Data shown
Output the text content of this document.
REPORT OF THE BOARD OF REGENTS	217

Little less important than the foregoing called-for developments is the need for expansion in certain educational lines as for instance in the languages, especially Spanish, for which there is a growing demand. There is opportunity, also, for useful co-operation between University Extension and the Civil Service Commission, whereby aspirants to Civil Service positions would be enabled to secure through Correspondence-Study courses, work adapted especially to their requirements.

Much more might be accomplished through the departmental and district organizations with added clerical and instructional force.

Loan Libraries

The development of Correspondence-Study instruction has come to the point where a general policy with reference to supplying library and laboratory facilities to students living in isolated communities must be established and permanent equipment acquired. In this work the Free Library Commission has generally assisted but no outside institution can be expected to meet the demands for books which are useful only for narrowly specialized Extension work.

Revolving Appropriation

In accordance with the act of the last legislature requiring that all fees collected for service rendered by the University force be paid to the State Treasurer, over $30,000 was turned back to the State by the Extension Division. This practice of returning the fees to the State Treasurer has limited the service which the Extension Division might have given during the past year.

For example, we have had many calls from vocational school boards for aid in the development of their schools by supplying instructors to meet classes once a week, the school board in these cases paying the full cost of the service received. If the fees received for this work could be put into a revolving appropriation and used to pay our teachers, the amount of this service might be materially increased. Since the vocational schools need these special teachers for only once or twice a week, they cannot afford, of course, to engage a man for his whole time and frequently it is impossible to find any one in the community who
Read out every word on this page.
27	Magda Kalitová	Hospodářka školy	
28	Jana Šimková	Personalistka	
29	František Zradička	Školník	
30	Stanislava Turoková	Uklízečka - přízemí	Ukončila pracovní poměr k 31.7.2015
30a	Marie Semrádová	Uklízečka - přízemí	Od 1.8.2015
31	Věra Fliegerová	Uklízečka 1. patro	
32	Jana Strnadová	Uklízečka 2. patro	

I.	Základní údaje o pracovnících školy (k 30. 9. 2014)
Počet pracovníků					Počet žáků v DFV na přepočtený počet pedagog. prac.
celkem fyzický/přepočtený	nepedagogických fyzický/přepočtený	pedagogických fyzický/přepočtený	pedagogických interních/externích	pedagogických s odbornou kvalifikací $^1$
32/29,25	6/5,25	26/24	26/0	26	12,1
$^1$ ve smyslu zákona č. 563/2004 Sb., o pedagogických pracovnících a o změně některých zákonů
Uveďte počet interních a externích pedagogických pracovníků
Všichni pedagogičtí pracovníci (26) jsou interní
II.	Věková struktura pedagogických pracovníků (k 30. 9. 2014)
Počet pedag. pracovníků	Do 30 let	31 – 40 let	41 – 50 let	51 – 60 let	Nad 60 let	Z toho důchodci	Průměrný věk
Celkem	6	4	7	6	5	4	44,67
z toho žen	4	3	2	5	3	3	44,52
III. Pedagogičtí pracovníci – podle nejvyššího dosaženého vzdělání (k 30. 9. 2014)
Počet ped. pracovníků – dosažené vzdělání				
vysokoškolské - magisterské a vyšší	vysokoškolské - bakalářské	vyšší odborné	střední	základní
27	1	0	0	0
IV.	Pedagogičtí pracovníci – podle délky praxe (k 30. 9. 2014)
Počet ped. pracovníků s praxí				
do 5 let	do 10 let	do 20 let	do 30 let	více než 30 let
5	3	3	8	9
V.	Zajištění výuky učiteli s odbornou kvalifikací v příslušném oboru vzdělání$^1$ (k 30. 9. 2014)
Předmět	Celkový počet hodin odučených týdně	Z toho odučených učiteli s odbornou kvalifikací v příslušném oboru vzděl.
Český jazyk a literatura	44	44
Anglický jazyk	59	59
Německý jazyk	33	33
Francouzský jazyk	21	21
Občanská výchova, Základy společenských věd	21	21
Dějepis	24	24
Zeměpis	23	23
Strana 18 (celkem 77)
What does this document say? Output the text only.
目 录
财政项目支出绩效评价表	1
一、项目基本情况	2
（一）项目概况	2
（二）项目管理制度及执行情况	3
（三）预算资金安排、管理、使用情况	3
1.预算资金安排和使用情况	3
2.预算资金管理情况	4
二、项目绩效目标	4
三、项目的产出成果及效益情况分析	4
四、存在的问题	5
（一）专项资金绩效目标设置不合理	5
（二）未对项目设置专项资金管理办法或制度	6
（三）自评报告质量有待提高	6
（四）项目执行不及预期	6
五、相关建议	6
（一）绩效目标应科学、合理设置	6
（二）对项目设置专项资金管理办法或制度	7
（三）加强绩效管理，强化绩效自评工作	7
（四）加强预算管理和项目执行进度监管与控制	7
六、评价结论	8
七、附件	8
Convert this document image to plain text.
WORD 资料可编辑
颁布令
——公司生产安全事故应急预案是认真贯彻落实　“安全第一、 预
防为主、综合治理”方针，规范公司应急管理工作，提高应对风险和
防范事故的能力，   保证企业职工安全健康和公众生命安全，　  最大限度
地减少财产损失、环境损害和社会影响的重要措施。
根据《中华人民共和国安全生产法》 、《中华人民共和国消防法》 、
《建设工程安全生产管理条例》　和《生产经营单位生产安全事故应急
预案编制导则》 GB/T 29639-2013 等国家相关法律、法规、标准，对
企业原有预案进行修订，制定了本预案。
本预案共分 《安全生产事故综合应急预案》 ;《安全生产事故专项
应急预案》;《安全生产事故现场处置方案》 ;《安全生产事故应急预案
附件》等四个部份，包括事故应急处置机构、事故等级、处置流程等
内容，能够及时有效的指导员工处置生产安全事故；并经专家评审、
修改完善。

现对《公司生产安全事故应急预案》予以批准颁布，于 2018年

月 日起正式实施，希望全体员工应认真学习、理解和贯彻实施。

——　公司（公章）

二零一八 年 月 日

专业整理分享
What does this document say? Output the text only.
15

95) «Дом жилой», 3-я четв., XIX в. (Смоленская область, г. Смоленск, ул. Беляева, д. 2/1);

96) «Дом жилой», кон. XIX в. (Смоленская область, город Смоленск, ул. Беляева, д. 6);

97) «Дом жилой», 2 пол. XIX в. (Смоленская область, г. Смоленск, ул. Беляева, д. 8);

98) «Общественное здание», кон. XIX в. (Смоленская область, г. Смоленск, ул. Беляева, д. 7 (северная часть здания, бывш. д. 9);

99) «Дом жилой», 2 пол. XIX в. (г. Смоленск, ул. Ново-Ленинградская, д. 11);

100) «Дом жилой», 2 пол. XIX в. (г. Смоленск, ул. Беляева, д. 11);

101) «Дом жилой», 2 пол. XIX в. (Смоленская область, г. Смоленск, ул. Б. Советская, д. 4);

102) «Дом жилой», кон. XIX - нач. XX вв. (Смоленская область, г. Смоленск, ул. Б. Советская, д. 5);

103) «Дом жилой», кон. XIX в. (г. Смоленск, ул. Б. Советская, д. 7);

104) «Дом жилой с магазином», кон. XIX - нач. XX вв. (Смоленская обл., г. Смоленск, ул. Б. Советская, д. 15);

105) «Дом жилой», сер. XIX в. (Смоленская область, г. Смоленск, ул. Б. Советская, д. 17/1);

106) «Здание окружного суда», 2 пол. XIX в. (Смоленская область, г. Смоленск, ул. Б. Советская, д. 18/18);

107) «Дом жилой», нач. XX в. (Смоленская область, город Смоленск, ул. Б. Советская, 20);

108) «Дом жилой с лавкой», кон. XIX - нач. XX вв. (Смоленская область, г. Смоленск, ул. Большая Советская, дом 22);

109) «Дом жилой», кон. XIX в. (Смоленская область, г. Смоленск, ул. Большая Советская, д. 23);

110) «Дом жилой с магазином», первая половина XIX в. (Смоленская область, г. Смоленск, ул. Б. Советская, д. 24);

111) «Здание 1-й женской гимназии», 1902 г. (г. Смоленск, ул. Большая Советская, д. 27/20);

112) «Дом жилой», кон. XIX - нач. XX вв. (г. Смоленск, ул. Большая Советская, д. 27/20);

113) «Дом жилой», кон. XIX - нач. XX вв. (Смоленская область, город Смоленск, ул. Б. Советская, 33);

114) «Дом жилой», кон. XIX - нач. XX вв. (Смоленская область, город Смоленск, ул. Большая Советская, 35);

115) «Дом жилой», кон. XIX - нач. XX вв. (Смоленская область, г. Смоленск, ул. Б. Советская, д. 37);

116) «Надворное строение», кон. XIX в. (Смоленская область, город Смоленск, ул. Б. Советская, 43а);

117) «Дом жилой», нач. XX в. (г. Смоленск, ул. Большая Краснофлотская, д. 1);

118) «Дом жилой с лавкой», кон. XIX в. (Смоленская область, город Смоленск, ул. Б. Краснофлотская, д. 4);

Task to carry out
Look through the data above. Copy every line with the string "document" in it.

Completed exercise
Output the text content of this document.
What does this document say? Output the text only.
Convert this document image to plain text.
What does this document say? Output the text only.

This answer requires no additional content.